• _Requirements_
Copy each line below in which the word "해면염분" occurs.

• _Records for the task_
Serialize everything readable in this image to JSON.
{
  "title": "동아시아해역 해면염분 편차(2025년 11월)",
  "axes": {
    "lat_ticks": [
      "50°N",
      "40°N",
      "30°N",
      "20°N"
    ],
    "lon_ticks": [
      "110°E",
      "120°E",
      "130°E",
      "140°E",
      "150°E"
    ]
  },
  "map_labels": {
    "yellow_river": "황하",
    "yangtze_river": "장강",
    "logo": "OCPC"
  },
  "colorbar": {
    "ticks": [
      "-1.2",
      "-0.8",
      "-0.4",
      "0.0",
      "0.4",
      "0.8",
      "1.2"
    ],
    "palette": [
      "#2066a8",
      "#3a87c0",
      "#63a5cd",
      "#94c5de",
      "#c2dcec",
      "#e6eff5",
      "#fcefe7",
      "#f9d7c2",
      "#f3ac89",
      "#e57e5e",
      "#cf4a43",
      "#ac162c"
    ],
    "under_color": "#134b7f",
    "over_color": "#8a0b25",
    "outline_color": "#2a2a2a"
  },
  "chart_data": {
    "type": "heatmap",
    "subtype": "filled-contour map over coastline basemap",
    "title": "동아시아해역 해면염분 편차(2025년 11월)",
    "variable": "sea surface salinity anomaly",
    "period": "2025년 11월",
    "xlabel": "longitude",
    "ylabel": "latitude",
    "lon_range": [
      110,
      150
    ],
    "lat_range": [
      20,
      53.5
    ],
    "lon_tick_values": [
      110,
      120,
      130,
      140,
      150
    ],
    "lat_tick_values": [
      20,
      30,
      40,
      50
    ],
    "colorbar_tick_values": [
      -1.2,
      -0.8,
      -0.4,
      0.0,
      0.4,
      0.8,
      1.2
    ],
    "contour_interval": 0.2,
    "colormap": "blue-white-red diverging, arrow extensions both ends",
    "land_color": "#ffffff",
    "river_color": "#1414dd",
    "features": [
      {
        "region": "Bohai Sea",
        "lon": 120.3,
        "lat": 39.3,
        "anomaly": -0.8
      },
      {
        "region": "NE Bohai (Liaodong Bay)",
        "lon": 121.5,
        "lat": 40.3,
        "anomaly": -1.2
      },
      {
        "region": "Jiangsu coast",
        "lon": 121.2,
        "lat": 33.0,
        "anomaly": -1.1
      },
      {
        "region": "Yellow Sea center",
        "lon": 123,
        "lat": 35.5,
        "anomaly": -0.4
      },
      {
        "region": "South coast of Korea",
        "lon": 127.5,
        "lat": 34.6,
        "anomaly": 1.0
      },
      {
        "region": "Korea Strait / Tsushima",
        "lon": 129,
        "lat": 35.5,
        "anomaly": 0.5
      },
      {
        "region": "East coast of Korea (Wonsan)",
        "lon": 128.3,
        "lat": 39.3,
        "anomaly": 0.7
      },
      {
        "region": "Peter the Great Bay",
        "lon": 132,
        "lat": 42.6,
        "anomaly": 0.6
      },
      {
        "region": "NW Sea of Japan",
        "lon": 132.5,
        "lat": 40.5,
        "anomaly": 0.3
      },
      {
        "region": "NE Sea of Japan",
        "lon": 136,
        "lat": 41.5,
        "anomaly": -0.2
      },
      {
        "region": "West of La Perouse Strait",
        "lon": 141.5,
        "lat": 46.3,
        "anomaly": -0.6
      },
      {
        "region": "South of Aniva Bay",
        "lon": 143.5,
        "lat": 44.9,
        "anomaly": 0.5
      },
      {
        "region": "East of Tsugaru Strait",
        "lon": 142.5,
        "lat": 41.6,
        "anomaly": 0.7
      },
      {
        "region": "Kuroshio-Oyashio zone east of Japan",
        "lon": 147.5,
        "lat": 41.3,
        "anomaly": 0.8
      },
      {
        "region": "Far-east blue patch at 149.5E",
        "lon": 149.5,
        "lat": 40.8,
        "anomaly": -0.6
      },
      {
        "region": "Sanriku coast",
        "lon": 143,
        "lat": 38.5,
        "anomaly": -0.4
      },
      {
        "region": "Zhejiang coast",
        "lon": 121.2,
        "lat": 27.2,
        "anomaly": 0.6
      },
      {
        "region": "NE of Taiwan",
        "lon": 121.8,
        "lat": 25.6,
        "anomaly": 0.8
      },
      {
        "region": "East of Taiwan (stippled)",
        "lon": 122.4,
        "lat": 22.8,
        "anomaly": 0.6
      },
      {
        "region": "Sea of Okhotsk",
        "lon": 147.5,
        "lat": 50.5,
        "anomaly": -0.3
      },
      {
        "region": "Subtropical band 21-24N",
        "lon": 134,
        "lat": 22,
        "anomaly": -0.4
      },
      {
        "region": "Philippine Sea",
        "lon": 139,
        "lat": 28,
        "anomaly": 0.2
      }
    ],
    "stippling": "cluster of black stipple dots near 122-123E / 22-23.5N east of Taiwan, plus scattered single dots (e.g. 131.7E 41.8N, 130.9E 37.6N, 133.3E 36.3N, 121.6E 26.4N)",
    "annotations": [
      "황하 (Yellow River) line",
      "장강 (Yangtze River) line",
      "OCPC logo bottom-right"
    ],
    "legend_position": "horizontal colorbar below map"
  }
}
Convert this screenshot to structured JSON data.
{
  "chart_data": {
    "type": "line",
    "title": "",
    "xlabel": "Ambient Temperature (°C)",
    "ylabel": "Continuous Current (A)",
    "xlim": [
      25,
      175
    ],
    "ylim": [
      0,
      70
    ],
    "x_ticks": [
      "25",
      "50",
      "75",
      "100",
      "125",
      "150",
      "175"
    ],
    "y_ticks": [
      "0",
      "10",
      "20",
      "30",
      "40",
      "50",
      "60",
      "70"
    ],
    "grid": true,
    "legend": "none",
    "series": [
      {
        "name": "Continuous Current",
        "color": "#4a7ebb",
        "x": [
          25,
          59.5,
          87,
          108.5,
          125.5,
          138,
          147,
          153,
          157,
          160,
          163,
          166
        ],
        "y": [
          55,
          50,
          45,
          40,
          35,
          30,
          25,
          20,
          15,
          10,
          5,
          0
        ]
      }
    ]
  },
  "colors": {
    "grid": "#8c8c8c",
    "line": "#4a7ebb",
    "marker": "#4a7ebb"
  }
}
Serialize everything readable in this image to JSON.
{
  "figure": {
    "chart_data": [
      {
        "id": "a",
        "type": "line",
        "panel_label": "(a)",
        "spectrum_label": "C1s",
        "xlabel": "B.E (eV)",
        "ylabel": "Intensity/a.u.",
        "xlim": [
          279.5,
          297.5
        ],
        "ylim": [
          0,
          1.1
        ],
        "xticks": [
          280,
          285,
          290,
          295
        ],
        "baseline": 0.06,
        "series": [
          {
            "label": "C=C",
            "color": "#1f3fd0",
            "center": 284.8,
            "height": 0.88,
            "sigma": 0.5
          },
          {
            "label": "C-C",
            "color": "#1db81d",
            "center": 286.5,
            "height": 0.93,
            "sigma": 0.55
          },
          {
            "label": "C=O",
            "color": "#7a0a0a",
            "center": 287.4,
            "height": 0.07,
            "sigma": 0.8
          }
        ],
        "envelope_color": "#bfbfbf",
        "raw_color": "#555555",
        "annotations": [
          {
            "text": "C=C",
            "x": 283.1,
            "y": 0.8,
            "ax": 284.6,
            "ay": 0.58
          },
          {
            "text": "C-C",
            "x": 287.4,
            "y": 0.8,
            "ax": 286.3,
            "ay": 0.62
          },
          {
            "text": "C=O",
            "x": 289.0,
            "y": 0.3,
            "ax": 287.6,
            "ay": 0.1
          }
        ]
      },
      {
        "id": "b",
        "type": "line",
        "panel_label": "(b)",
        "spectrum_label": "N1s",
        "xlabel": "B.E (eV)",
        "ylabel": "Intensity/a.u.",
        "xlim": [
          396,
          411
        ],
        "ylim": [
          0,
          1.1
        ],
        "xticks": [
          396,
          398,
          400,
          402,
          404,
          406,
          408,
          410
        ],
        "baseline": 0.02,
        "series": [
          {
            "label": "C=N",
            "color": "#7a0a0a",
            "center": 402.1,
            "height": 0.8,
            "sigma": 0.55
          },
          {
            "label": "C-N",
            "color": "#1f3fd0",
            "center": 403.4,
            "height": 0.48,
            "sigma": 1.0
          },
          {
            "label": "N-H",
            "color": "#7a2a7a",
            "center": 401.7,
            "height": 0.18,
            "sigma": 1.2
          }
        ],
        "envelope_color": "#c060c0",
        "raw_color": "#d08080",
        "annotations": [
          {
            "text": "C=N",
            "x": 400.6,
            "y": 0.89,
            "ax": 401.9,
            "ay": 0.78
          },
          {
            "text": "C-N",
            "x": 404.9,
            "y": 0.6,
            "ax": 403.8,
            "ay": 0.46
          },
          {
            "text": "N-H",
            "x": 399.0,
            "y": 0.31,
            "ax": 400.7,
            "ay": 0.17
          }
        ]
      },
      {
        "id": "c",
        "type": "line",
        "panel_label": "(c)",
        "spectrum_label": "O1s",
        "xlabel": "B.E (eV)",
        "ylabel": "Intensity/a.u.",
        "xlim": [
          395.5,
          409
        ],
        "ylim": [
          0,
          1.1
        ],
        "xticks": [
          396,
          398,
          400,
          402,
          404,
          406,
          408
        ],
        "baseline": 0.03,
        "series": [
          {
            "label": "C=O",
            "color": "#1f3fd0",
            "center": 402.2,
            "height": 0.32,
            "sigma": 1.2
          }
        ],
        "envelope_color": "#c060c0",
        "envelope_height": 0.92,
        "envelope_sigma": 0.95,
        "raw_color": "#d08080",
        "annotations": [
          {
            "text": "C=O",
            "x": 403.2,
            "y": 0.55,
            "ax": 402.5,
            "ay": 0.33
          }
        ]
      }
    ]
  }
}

• _Finished exercise_
  "title": "동아시아해역 해면염분 편차(2025년 11월)",
    "title": "동아시아해역 해면염분 편차(2025년 11월)",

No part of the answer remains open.